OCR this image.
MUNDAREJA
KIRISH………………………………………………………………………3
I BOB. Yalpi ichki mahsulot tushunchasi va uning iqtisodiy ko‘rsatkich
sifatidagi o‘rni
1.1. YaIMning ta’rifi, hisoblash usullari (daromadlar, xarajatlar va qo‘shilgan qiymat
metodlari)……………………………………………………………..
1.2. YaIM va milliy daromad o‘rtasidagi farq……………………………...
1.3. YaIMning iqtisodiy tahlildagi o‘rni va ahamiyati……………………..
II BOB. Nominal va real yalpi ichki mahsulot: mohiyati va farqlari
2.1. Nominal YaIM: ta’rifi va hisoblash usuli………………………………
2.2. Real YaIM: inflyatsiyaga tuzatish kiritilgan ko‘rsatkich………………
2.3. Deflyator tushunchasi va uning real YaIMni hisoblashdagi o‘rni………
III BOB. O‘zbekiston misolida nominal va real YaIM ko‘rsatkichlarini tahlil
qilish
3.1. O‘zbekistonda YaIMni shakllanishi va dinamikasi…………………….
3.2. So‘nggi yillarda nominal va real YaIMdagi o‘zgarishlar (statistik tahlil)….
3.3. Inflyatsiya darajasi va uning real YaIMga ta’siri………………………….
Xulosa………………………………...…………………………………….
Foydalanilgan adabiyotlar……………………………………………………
_ _ _ _
WORK TO DO ▸ Which lines of the material contain the string "uning"? List each of them.

FINISHED TASK ▸
I BOB. Yalpi ichki mahsulot tushunchasi va uning iqtisodiy ko‘rsatkich
2.3. Deflyator tushunchasi va uning real YaIMni hisoblashdagi o‘rni………
3.3. Inflyatsiya darajasi va uning real YaIMga ta’siri………………………….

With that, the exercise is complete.